### Task
Copy every entry precisely.
═══
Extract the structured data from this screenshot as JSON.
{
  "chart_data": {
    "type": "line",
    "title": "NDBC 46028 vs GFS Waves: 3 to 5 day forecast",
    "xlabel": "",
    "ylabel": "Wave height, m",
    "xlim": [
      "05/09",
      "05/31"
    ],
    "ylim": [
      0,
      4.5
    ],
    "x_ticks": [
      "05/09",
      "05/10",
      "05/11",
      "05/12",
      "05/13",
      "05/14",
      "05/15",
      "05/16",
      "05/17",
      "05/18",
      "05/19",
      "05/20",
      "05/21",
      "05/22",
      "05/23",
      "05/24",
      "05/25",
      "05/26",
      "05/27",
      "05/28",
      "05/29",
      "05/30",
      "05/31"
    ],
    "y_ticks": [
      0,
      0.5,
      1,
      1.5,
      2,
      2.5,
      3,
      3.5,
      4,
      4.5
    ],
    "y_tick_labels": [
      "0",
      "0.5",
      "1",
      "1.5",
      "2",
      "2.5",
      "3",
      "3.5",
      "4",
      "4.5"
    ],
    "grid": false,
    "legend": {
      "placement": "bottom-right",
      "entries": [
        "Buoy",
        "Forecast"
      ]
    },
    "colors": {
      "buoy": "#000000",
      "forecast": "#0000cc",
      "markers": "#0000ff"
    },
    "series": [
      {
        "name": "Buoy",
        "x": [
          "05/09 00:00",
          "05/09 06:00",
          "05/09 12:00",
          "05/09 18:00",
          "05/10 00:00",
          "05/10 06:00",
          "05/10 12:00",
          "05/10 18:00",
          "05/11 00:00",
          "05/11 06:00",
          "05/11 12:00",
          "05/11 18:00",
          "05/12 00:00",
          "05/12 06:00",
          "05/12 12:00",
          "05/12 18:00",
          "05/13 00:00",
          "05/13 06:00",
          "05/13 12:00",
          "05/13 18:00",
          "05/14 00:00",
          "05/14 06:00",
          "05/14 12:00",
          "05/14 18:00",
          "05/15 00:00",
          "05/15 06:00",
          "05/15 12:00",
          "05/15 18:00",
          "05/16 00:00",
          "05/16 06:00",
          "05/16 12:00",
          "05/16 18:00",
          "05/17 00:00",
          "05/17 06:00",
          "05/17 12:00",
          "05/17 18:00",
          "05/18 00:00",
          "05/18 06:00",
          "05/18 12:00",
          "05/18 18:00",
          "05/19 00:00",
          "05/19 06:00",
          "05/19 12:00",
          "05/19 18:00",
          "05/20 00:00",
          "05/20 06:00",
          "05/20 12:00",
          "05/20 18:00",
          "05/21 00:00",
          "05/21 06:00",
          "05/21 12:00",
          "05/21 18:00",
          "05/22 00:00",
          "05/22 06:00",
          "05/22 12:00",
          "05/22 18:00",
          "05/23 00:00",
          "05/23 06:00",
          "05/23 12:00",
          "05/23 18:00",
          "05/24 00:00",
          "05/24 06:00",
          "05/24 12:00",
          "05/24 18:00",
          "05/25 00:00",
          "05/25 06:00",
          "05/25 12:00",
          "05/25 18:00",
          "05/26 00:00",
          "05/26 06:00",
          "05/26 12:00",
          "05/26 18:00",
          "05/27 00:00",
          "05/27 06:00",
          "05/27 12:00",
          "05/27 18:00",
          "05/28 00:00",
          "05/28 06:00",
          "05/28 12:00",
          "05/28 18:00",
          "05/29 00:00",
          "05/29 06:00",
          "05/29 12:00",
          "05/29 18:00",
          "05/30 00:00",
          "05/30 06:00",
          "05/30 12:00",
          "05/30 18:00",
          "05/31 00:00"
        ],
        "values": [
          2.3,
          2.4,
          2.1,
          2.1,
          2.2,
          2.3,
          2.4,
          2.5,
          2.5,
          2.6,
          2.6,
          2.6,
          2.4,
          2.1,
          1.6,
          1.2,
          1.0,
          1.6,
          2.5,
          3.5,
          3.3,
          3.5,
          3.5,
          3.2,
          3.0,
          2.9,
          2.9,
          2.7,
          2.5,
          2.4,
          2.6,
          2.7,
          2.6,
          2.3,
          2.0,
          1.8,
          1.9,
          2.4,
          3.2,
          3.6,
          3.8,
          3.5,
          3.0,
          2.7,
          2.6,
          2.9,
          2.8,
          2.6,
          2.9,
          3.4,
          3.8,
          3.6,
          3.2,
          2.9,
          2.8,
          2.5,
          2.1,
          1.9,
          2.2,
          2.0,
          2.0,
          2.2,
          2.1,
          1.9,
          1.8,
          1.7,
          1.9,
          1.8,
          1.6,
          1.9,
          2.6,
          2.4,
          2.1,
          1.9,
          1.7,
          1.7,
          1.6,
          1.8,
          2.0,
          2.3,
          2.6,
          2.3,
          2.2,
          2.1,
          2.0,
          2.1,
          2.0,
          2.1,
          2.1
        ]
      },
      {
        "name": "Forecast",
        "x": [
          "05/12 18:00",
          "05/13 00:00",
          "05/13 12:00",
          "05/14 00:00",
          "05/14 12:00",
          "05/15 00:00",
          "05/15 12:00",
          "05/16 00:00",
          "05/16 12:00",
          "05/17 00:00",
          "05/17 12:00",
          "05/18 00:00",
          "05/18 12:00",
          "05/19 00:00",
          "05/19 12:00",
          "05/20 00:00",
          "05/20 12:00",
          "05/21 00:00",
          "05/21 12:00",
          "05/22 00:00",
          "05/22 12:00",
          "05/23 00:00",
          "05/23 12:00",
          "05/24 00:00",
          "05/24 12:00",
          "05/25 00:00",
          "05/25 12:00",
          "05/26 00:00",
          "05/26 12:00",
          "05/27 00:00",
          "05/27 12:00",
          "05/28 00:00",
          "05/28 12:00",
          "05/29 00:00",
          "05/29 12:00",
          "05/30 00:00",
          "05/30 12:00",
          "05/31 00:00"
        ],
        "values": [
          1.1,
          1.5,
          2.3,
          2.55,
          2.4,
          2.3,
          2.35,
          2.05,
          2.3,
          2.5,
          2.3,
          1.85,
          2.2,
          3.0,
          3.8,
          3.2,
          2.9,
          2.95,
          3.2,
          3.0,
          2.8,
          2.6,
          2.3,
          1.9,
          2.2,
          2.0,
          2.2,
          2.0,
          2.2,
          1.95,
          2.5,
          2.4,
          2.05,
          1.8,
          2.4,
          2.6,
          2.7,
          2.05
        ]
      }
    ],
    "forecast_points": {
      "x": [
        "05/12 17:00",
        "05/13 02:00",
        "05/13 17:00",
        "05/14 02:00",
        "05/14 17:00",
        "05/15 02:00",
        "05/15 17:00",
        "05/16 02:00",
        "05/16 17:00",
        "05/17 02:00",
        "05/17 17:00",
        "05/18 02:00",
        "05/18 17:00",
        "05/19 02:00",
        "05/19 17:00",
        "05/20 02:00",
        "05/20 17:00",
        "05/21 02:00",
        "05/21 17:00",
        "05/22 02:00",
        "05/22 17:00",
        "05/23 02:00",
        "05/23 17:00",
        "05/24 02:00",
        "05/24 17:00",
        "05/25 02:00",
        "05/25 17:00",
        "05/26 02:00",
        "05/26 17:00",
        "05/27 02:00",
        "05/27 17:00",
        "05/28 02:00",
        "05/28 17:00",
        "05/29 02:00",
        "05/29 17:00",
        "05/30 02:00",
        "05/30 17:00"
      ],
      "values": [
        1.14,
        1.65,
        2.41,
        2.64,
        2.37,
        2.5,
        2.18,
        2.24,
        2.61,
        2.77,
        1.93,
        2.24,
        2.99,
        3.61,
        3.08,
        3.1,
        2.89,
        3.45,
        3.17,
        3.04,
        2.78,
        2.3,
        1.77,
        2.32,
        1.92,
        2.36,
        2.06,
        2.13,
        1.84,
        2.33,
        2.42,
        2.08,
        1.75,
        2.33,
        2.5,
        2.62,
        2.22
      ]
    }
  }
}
═══
### Exercise solution
Extract the structured data from this screenshot as JSON.
{
  "chart_data": {
    "type": "line",
    "title": "NDBC 46028 vs GFS Waves: 3 to 5 day forecast",
    "xlabel": "",
    "ylabel": "Wave height, m",
    "xlim": [
      "05/09",
      "05/31"
    ],
    "ylim": [
      0,
      4.5
    ],
    "x_ticks": [
      "05/09",
      "05/10",
      "05/11",
      "05/12",
      "05/13",
      "05/14",
      "05/15",
      "05/16",
      "05/17",
      "05/18",
      "05/19",
      "05/20",
      "05/21",
      "05/22",
      "05/23",
      "05/24",
      "05/25",
      "05/26",
      "05/27",
      "05/28",
      "05/29",
      "05/30",
      "05/31"
    ],
    "y_ticks": [
      0,
      0.5,
      1,
      1.5,
      2,
      2.5,
      3,
      3.5,
      4,
      4.5
    ],
    "y_tick_labels": [
      "0",
      "0.5",
      "1",
      "1.5",
      "2",
      "2.5",
      "3",
      "3.5",
      "4",
      "4.5"
    ],
    "grid": false,
    "legend": {
      "placement": "bottom-right",
      "entries": [
        "Buoy",
        "Forecast"
      ]
    },
    "colors": {
      "buoy": "#000000",
      "forecast": "#0000cc",
      "markers": "#0000ff"
    },
    "series": [
      {
        "name": "Buoy",
        "x": [
          "05/09 00:00",
          "05/09 06:00",
          "05/09 12:00",
          "05/09 18:00",
          "05/10 00:00",
          "05/10 06:00",
          "05/10 12:00",
          "05/10 18:00",
          "05/11 00:00",
          "05/11 06:00",
          "05/11 12:00",
          "05/11 18:00",
          "05/12 00:00",
          "05/12 06:00",
          "05/12 12:00",
          "05/12 18:00",
          "05/13 00:00",
          "05/13 06:00",
          "05/13 12:00",
          "05/13 18:00",
          "05/14 00:00",
          "05/14 06:00",
          "05/14 12:00",
          "05/14 18:00",
          "05/15 00:00",
          "05/15 06:00",
          "05/15 12:00",
          "05/15 18:00",
          "05/16 00:00",
          "05/16 06:00",
          "05/16 12:00",
          "05/16 18:00",
          "05/17 00:00",
          "05/17 06:00",
          "05/17 12:00",
          "05/17 18:00",
          "05/18 00:00",
          "05/18 06:00",
          "05/18 12:00",
          "05/18 18:00",
          "05/19 00:00",
          "05/19 06:00",
          "05/19 12:00",
          "05/19 18:00",
          "05/20 00:00",
          "05/20 06:00",
          "05/20 12:00",
          "05/20 18:00",
          "05/21 00:00",
          "05/21 06:00",
          "05/21 12:00",
          "05/21 18:00",
          "05/22 00:00",
          "05/22 06:00",
          "05/22 12:00",
          "05/22 18:00",
          "05/23 00:00",
          "05/23 06:00",
          "05/23 12:00",
          "05/23 18:00",
          "05/24 00:00",
          "05/24 06:00",
          "05/24 12:00",
          "05/24 18:00",
          "05/25 00:00",
          "05/25 06:00",
          "05/25 12:00",
          "05/25 18:00",
          "05/26 00:00",
          "05/26 06:00",
          "05/26 12:00",
          "05/26 18:00",
          "05/27 00:00",
          "05/27 06:00",
          "05/27 12:00",
          "05/27 18:00",
          "05/28 00:00",
          "05/28 06:00",
          "05/28 12:00",
          "05/28 18:00",
          "05/29 00:00",
          "05/29 06:00",
          "05/29 12:00",
          "05/29 18:00",
          "05/30 00:00",
          "05/30 06:00",
          "05/30 12:00",
          "05/30 18:00",
          "05/31 00:00"
        ],
        "values": [
          2.3,
          2.4,
          2.1,
          2.1,
          2.2,
          2.3,
          2.4,
          2.5,
          2.5,
          2.6,
          2.6,
          2.6,
          2.4,
          2.1,
          1.6,
          1.2,
          1.0,
          1.6,
          2.5,
          3.5,
          3.3,
          3.5,
          3.5,
          3.2,
          3.0,
          2.9,
          2.9,
          2.7,
          2.5,
          2.4,
          2.6,
          2.7,
          2.6,
          2.3,
          2.0,
          1.8,
          1.9,
          2.4,
          3.2,
          3.6,
          3.8,
          3.5,
          3.0,
          2.7,
          2.6,
          2.9,
          2.8,
          2.6,
          2.9,
          3.4,
          3.8,
          3.6,
          3.2,
          2.9,
          2.8,
          2.5,
          2.1,
          1.9,
          2.2,
          2.0,
          2.0,
          2.2,
          2.1,
          1.9,
          1.8,
          1.7,
          1.9,
          1.8,
          1.6,
          1.9,
          2.6,
          2.4,
          2.1,
          1.9,
          1.7,
          1.7,
          1.6,
          1.8,
          2.0,
          2.3,
          2.6,
          2.3,
          2.2,
          2.1,
          2.0,
          2.1,
          2.0,
          2.1,
          2.1
        ]
      },
      {
        "name": "Forecast",
        "x": [
          "05/12 18:00",
          "05/13 00:00",
          "05/13 12:00",
          "05/14 00:00",
          "05/14 12:00",
          "05/15 00:00",
          "05/15 12:00",
          "05/16 00:00",
          "05/16 12:00",
          "05/17 00:00",
          "05/17 12:00",
          "05/18 00:00",
          "05/18 12:00",
          "05/19 00:00",
          "05/19 12:00",
          "05/20 00:00",
          "05/20 12:00",
          "05/21 00:00",
          "05/21 12:00",
          "05/22 00:00",
          "05/22 12:00",
          "05/23 00:00",
          "05/23 12:00",
          "05/24 00:00",
          "05/24 12:00",
          "05/25 00:00",
          "05/25 12:00",
          "05/26 00:00",
          "05/26 12:00",
          "05/27 00:00",
          "05/27 12:00",
          "05/28 00:00",
          "05/28 12:00",
          "05/29 00:00",
          "05/29 12:00",
          "05/30 00:00",
          "05/30 12:00",
          "05/31 00:00"
        ],
        "values": [
          1.1,
          1.5,
          2.3,
          2.55,
          2.4,
          2.3,
          2.35,
          2.05,
          2.3,
          2.5,
          2.3,
          1.85,
          2.2,
          3.0,
          3.8,
          3.2,
          2.9,
          2.95,
          3.2,
          3.0,
          2.8,
          2.6,
          2.3,
          1.9,
          2.2,
          2.0,
          2.2,
          2.0,
          2.2,
          1.95,
          2.5,
          2.4,
          2.05,
          1.8,
          2.4,
          2.6,
          2.7,
          2.05
        ]
      }
    ],
    "forecast_points": {
      "x": [
        "05/12 17:00",
        "05/13 02:00",
        "05/13 17:00",
        "05/14 02:00",
        "05/14 17:00",
        "05/15 02:00",
        "05/15 17:00",
        "05/16 02:00",
        "05/16 17:00",
        "05/17 02:00",
        "05/17 17:00",
        "05/18 02:00",
        "05/18 17:00",
        "05/19 02:00",
        "05/19 17:00",
        "05/20 02:00",
        "05/20 17:00",
        "05/21 02:00",
        "05/21 17:00",
        "05/22 02:00",
        "05/22 17:00",
        "05/23 02:00",
        "05/23 17:00",
        "05/24 02:00",
        "05/24 17:00",
        "05/25 02:00",
        "05/25 17:00",
        "05/26 02:00",
        "05/26 17:00",
        "05/27 02:00",
        "05/27 17:00",
        "05/28 02:00",
        "05/28 17:00",
        "05/29 02:00",
        "05/29 17:00",
        "05/30 02:00",
        "05/30 17:00"
      ],
      "values": [
        1.14,
        1.65,
        2.41,
        2.64,
        2.37,
        2.5,
        2.18,
        2.24,
        2.61,
        2.77,
        1.93,
        2.24,
        2.99,
        3.61,
        3.08,
        3.1,
        2.89,
        3.45,
        3.17,
        3.04,
        2.78,
        2.3,
        1.77,
        2.32,
        1.92,
        2.36,
        2.06,
        2.13,
        1.84,
        2.33,
        2.42,
        2.08,
        1.75,
        2.33,
        2.5,
        2.62,
        2.22
      ]
    }
  }
}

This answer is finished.